• What you will do: Go through the material below and copy each line where the word "小试身手" appears.

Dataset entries
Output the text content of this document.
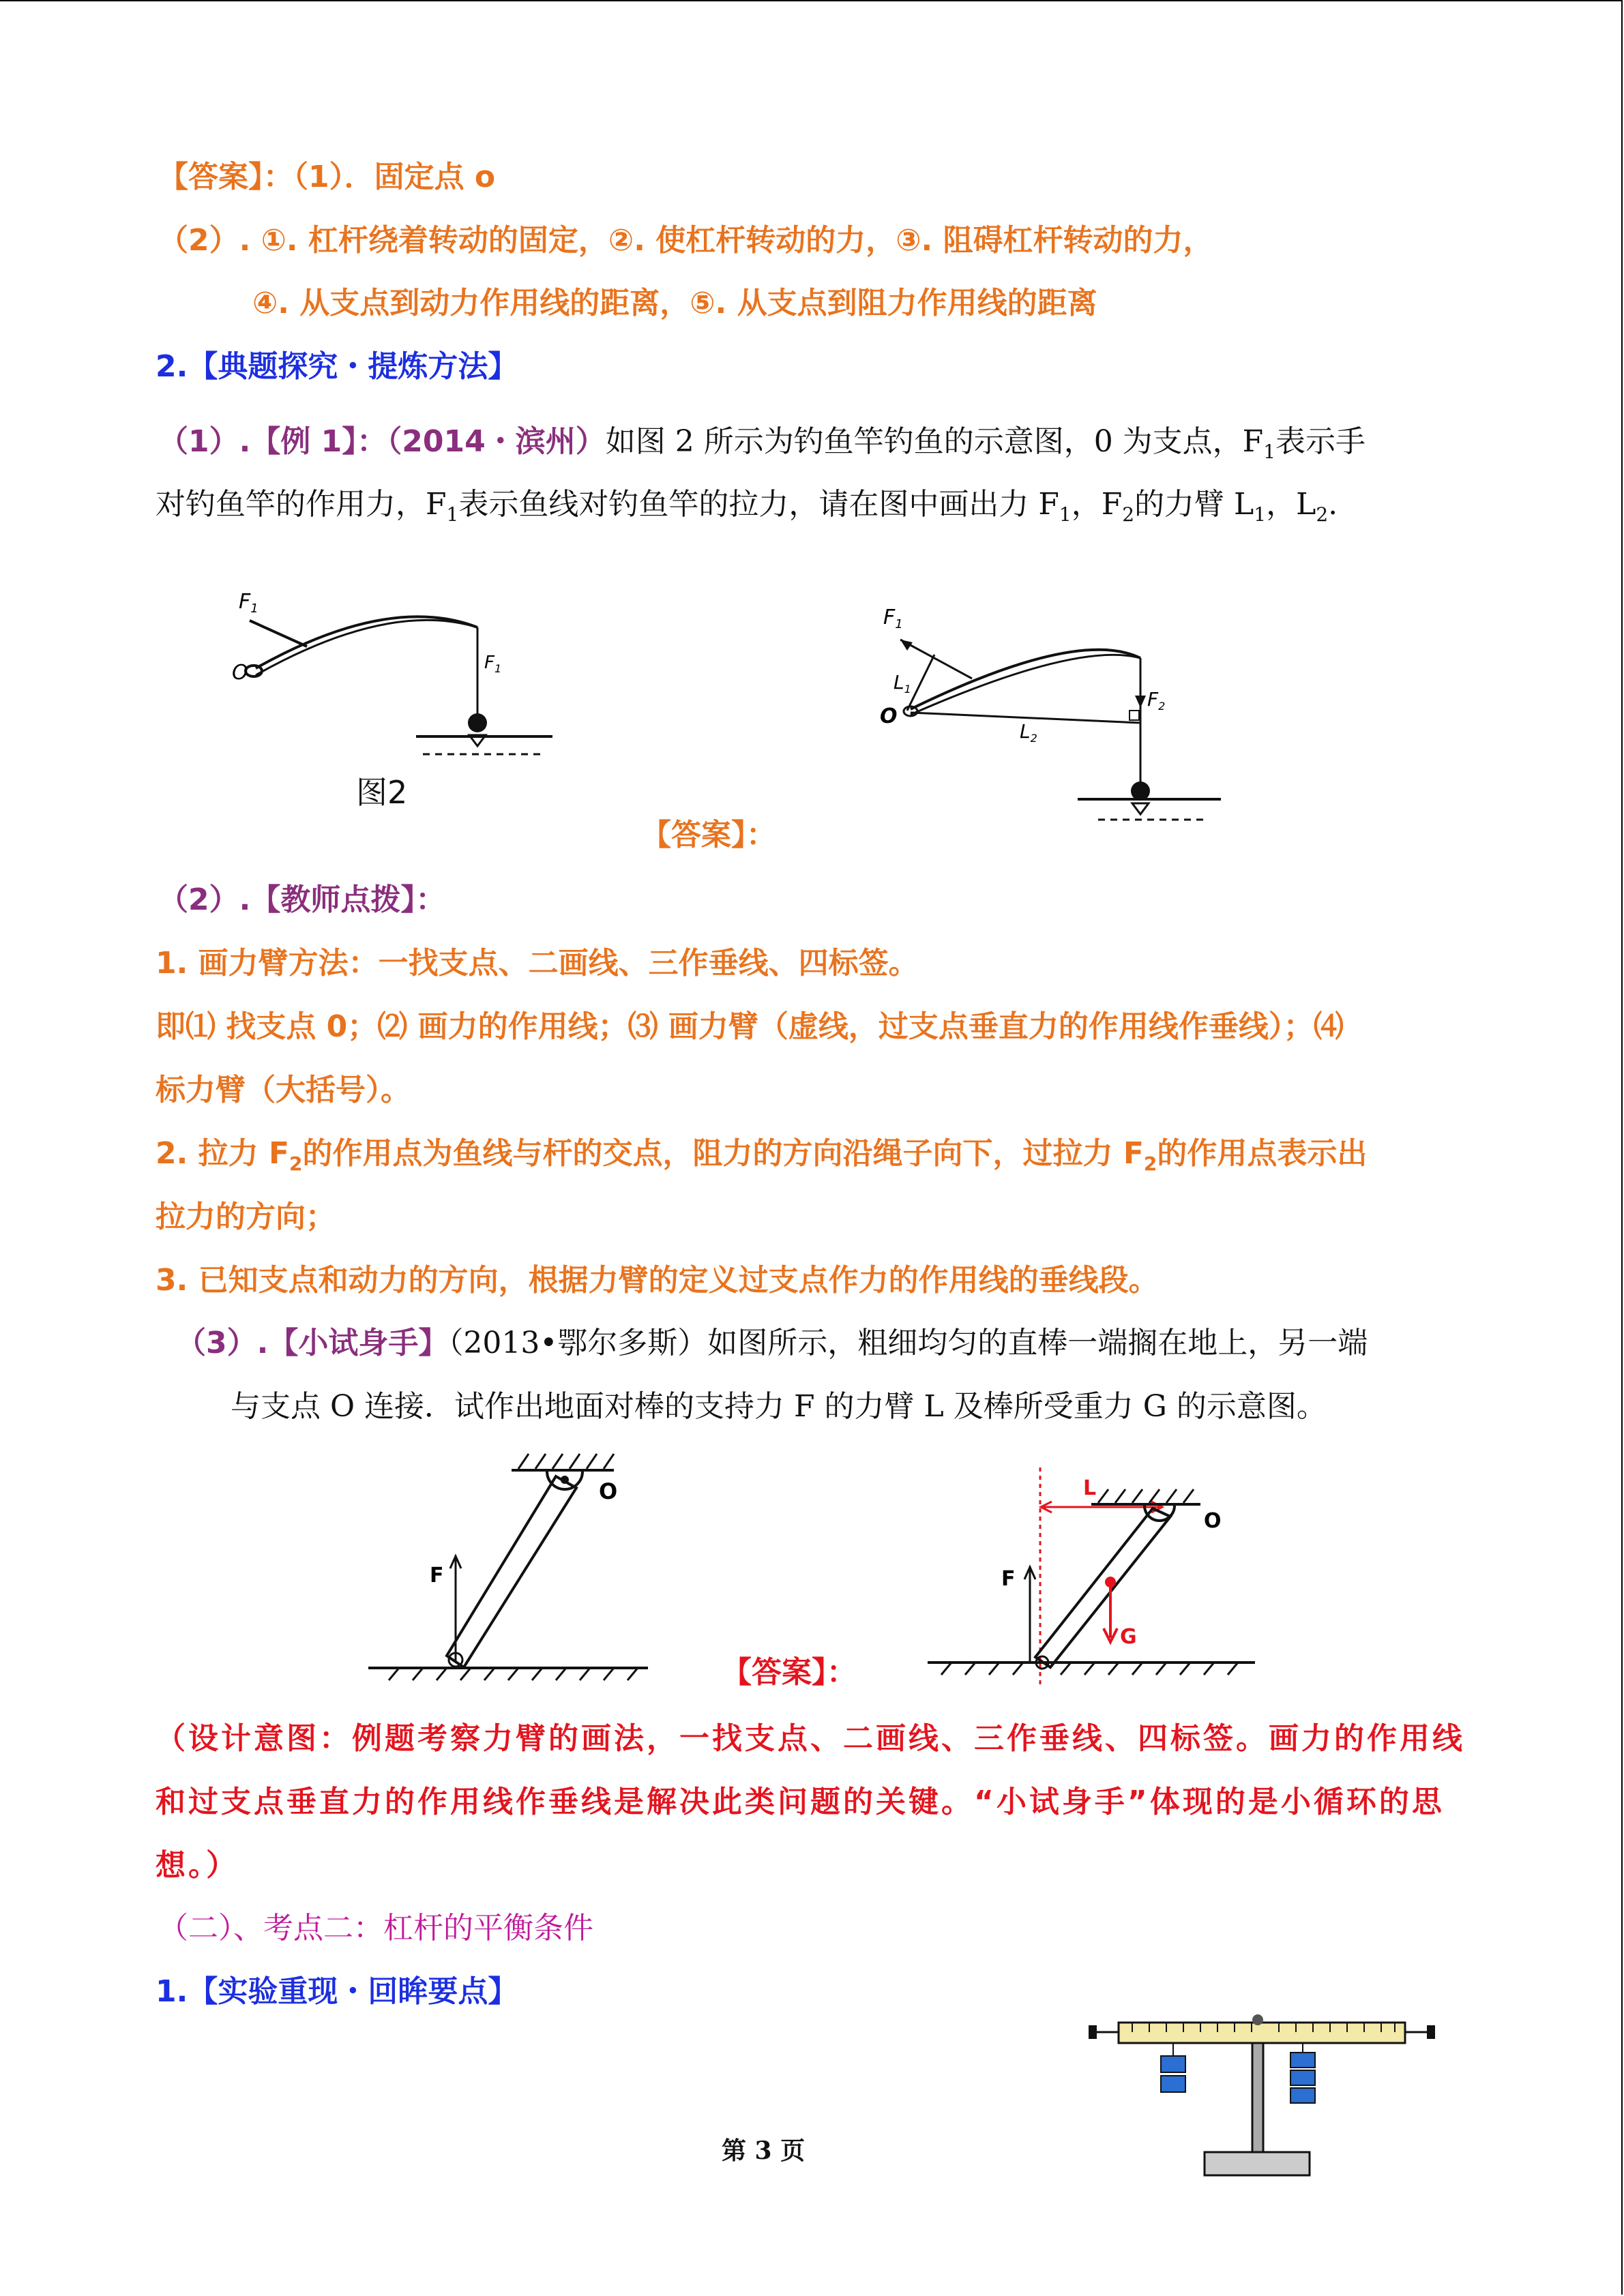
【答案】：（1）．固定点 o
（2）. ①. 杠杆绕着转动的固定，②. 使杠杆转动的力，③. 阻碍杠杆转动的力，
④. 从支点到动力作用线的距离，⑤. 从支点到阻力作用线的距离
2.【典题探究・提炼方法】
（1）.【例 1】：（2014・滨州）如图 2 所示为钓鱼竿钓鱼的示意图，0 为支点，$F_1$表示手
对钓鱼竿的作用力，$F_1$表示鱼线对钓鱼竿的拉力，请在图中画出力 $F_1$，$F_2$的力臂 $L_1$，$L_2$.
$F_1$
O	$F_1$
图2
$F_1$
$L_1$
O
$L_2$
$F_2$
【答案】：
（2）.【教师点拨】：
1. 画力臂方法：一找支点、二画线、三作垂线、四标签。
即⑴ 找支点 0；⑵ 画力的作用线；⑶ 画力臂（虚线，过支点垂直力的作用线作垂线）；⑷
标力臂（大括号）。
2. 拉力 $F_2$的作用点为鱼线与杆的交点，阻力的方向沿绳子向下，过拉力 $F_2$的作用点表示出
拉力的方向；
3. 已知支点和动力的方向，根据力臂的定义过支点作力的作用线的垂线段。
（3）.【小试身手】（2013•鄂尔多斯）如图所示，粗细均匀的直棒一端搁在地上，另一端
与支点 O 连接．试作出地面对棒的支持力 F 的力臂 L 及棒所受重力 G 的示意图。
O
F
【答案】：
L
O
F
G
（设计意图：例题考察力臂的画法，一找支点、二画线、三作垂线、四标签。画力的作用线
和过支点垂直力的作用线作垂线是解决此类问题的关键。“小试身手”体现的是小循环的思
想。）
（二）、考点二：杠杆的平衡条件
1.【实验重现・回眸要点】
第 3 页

--

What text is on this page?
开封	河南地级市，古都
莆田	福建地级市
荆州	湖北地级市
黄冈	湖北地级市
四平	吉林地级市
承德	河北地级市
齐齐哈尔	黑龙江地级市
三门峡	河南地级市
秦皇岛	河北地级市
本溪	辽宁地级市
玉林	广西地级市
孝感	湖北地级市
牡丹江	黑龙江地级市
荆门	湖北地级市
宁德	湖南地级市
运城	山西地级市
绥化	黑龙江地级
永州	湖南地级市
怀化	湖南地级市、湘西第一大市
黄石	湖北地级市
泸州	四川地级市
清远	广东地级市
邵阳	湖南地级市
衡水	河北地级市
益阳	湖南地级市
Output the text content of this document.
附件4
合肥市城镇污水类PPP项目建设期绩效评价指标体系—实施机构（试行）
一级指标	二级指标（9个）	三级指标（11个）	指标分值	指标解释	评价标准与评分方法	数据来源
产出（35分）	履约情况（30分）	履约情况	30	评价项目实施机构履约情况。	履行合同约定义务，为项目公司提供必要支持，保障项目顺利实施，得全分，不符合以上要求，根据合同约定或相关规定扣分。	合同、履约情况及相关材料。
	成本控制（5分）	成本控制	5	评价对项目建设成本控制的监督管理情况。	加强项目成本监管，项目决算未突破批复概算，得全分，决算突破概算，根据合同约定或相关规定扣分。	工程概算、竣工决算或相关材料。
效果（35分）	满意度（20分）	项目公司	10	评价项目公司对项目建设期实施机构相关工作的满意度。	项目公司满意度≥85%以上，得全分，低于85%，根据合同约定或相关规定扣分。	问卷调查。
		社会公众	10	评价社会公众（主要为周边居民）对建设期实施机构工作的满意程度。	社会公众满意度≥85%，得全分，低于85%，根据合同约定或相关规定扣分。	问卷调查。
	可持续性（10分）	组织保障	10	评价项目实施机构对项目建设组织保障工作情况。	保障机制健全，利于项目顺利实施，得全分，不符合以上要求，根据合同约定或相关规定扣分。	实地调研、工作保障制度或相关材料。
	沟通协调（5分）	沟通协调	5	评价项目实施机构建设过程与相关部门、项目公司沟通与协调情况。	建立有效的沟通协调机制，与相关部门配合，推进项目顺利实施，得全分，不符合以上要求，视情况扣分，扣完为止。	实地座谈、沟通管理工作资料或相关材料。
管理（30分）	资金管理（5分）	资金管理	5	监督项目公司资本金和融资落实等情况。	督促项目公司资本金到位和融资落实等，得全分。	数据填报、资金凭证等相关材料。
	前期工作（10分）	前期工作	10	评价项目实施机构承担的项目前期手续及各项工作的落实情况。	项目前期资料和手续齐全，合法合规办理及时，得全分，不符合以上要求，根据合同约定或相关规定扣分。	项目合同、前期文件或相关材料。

• The answer:
（3）.【小试身手】（2013•鄂尔多斯）如图所示，粗细均匀的直棒一端搁在地上，另一端
和过支点垂直力的作用线作垂线是解决此类问题的关键。“小试身手”体现的是小循环的思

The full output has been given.